For drama that grips on stage, the place to be is at Night on the Field of Waterloo. Thomas Bloor follows two women, Tosh and Nel, as they search for their men, and make a serious error in trying to reunite an Englishwoman about to give birth to a Frenchman’s baby with her angry, violent brother.

There are moments of action, but author Thomas Bloor’s true skill is in moving the situation forward in ways that bring the two women into ever-clearer focus. The writing is clear, yet has the strength to hold the attention on stage. A scene between one woman and the friend she meets dying on the field is especially strong, as he attempts to keep her by him for comfort as she is torn between helping him and searching the field.

It’s beautifully played too in Barry Evans’ well-paced production, which through strong acting, occasional sounds-off and control of tone creates the tension of the post-battle scene. Louise Bloor convinces with the cautious, nervous Tosh while Holly Fishman Crook has a thoughtful determination in a fine portrayal of the more adventurous Nel. Ordinary lives are stretched while the rain falls and history changes. It’s a strong piece that calls out for more performances than the Festival can offer.

**Problem requirements:** According to the review of Night on the Field of Waterloo, which actor plays Tosh? Answer from the review alone.

**Source excerpt:**
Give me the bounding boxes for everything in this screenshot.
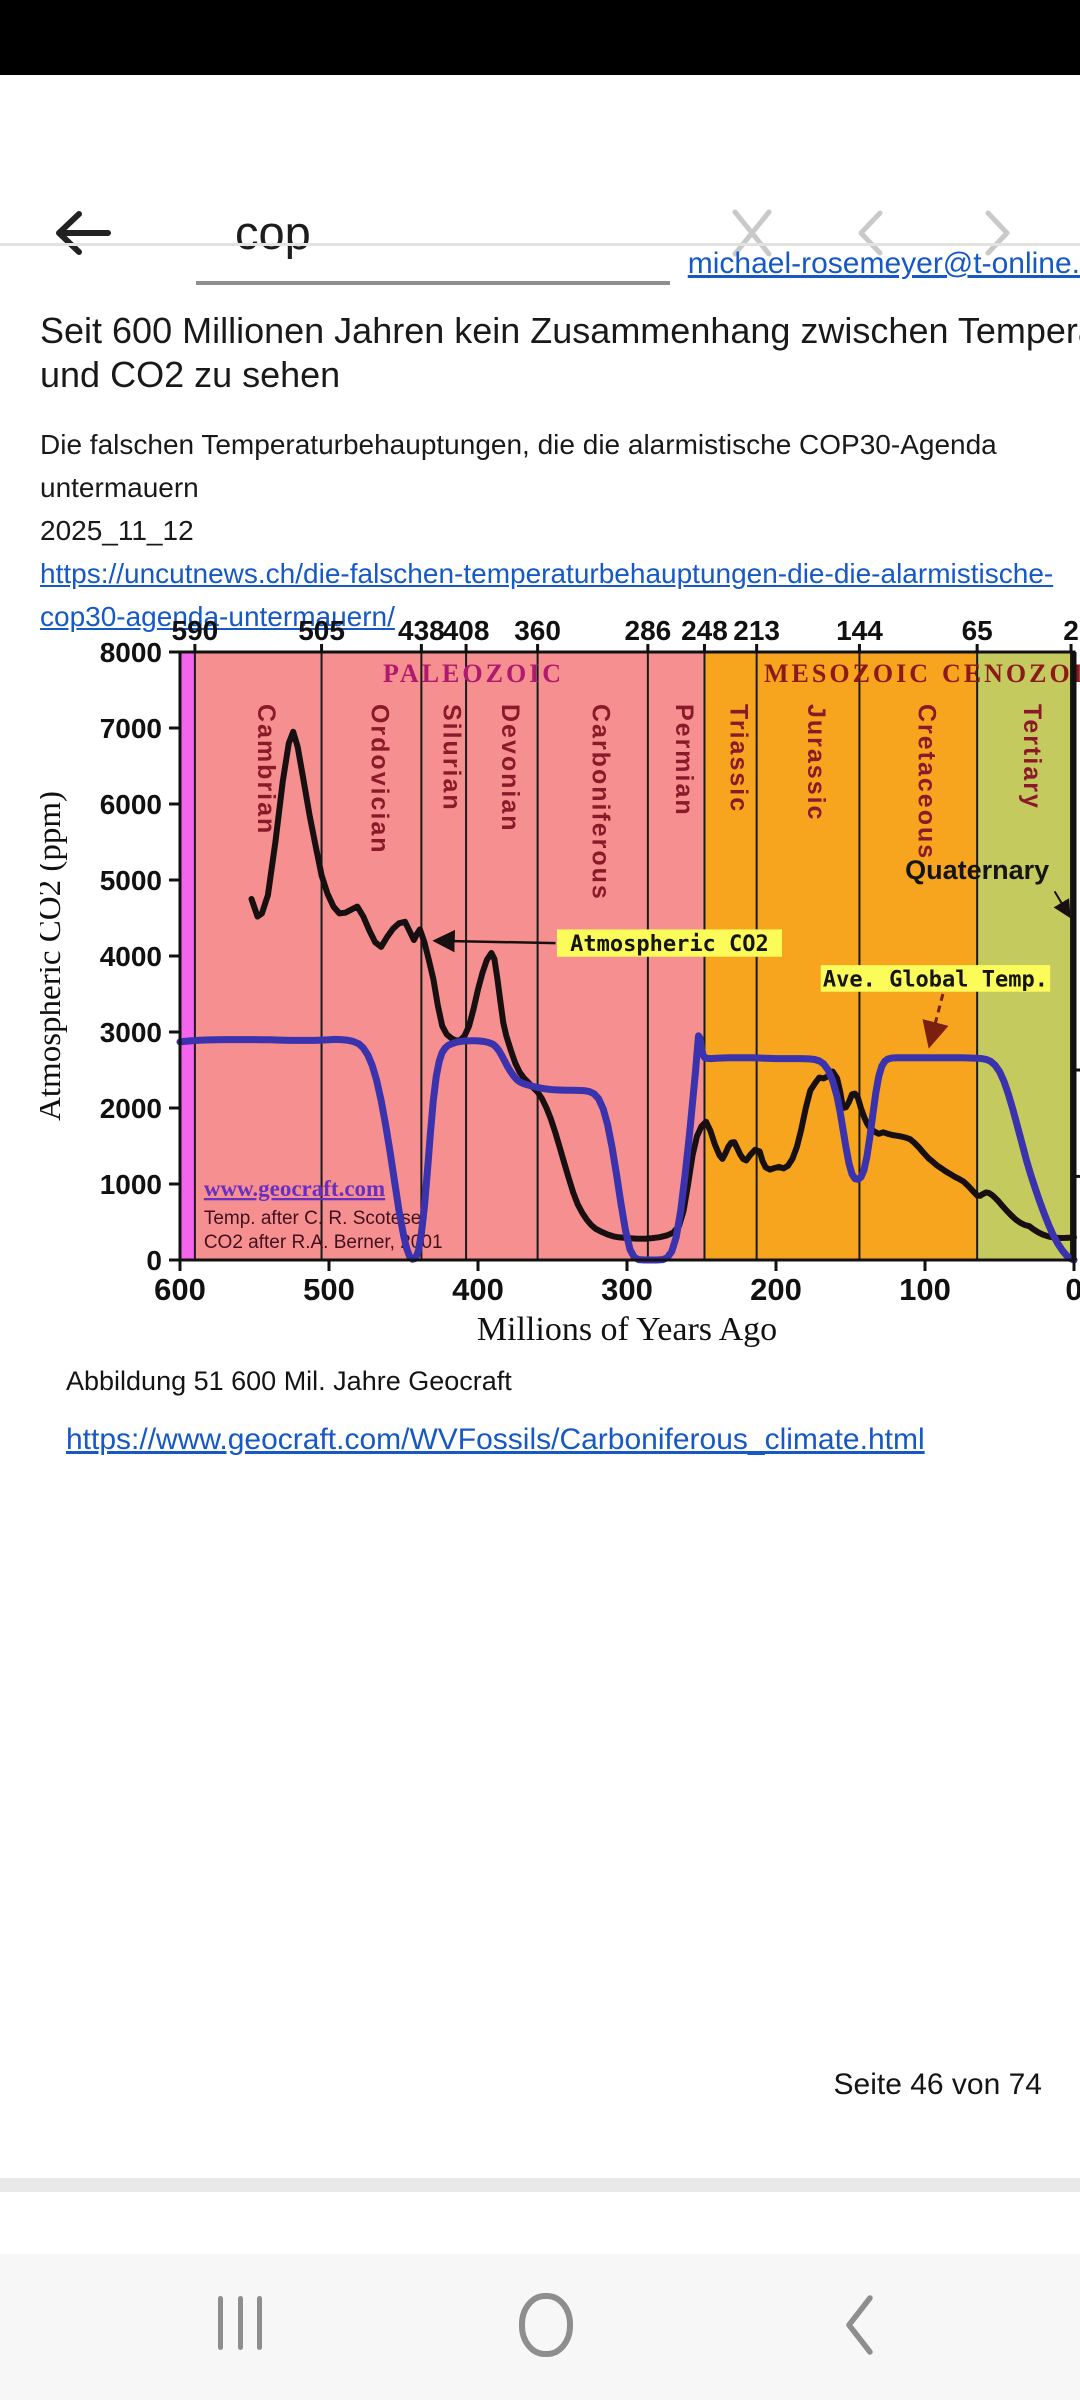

**Solution to this task:** Louise Bloor